──────── Dataset

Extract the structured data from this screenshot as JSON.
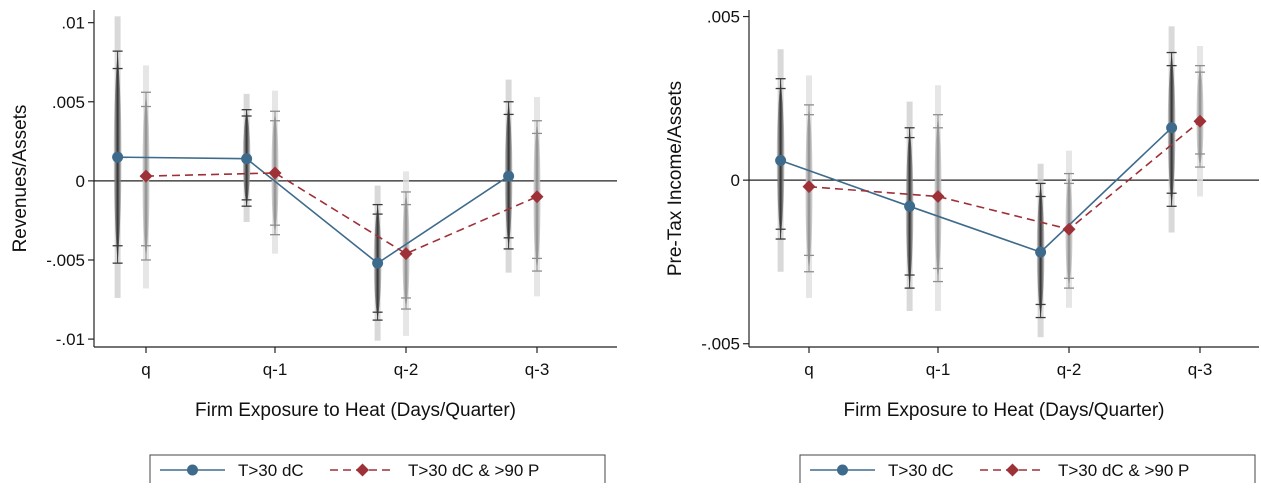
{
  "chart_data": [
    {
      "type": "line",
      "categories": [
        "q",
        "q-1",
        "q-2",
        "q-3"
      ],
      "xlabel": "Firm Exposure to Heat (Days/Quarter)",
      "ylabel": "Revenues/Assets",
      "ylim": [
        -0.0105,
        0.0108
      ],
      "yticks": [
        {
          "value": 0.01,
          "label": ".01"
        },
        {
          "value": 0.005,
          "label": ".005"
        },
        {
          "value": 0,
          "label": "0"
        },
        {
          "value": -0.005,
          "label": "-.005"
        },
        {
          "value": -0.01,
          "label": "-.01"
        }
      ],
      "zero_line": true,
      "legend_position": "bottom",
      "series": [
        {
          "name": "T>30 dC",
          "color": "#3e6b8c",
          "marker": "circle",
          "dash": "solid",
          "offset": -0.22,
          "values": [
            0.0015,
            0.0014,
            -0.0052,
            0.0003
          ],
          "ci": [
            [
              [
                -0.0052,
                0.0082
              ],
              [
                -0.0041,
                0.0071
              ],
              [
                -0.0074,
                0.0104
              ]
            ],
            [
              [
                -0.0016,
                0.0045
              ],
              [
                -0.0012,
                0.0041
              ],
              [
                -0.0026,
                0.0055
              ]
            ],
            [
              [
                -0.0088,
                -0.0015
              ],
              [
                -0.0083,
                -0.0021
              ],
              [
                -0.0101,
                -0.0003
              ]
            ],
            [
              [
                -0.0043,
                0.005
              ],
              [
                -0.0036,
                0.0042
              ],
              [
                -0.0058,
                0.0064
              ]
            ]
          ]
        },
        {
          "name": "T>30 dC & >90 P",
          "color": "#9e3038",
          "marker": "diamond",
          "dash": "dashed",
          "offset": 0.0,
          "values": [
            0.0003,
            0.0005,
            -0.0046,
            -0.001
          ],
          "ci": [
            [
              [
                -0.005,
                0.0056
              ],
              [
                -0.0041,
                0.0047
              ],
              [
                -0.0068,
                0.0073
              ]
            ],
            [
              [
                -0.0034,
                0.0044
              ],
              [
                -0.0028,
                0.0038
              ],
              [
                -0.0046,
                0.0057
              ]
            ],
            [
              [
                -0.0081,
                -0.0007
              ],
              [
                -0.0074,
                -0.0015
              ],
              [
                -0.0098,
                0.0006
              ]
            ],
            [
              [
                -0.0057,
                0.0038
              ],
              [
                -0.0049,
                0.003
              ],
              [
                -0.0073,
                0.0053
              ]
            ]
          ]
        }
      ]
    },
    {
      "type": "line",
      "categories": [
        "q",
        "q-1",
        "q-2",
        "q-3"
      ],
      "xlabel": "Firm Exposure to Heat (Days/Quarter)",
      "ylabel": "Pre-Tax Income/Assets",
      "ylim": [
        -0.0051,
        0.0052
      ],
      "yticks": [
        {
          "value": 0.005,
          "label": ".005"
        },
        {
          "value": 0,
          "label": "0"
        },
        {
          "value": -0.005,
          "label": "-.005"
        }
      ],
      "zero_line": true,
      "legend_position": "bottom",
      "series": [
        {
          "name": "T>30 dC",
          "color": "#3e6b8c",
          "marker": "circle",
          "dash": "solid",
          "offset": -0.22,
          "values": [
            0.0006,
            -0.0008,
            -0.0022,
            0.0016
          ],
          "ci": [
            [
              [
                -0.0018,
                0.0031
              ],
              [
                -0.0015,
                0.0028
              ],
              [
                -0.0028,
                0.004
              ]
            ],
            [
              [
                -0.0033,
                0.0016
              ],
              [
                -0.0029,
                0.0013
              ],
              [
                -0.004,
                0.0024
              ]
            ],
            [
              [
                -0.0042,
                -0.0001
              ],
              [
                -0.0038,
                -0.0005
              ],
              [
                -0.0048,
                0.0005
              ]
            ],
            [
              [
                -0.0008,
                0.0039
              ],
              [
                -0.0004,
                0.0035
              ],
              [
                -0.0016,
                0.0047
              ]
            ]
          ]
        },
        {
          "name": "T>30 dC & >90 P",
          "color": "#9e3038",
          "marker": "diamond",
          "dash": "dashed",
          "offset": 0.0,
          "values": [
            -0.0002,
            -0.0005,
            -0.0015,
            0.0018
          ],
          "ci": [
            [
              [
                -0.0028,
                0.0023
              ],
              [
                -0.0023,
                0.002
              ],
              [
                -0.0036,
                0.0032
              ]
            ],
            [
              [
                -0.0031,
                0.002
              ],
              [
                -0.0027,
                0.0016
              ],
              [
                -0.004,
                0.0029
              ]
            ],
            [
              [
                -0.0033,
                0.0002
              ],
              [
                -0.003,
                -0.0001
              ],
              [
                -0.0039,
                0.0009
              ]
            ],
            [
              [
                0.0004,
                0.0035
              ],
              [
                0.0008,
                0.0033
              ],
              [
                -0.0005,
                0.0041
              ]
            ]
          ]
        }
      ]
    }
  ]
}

────────────────
──────── Dataset

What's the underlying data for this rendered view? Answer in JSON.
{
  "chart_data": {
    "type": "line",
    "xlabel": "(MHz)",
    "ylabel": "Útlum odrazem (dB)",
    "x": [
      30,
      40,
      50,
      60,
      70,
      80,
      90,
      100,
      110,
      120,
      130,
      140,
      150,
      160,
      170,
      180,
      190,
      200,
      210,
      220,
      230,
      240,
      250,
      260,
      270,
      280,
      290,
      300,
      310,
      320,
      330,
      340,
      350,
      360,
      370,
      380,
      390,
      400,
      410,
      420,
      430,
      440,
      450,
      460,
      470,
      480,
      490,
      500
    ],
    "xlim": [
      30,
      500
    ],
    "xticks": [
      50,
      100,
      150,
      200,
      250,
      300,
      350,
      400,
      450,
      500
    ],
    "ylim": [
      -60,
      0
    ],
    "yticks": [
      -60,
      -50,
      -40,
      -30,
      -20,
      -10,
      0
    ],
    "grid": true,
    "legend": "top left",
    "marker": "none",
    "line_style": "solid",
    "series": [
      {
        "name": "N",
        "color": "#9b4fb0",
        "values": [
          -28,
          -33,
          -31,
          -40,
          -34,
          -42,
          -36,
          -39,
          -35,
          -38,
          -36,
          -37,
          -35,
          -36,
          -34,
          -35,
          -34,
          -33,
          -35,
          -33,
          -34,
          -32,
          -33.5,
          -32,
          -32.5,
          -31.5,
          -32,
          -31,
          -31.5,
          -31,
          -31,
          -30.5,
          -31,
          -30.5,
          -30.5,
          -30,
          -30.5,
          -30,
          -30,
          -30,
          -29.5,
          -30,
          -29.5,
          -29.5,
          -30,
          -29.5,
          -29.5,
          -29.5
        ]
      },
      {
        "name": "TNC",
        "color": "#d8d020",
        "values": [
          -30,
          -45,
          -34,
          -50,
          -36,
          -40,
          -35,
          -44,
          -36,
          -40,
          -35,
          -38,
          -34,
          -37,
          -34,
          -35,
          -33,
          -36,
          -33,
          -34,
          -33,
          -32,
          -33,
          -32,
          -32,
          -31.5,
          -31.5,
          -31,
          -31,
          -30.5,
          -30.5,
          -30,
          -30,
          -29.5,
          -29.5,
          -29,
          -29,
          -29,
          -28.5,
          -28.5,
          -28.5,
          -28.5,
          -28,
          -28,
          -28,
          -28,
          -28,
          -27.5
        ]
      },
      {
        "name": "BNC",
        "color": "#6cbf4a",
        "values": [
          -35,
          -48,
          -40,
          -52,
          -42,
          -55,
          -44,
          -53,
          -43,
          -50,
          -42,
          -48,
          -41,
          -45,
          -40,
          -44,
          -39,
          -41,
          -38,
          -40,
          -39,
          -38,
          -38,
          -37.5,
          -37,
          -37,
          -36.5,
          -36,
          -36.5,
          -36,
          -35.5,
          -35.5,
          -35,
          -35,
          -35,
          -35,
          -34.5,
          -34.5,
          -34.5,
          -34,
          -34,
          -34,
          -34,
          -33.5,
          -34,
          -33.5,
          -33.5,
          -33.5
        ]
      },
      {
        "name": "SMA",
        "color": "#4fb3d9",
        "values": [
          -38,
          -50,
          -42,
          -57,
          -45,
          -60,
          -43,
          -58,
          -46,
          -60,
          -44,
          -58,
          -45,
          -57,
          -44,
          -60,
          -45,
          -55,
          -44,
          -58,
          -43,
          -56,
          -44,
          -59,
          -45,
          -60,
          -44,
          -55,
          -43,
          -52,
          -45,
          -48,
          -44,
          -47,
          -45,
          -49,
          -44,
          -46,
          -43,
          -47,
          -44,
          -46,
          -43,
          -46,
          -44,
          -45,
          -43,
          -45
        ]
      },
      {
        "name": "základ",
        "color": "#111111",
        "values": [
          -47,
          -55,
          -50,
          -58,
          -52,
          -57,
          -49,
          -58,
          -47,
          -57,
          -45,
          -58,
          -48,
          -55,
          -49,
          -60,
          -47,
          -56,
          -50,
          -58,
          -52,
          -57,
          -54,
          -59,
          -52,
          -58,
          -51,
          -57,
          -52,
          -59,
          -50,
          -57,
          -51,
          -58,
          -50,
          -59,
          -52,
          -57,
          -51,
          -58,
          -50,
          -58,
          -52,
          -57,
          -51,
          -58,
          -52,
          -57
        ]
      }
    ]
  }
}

────────────────

Gather every line from the entries above where the word "ylabel" appears, and copy them.

→ Completed task:
      "ylabel": "Revenues/Assets",
      "ylabel": "Pre-Tax Income/Assets",
    "ylabel": "Útlum odrazem (dB)",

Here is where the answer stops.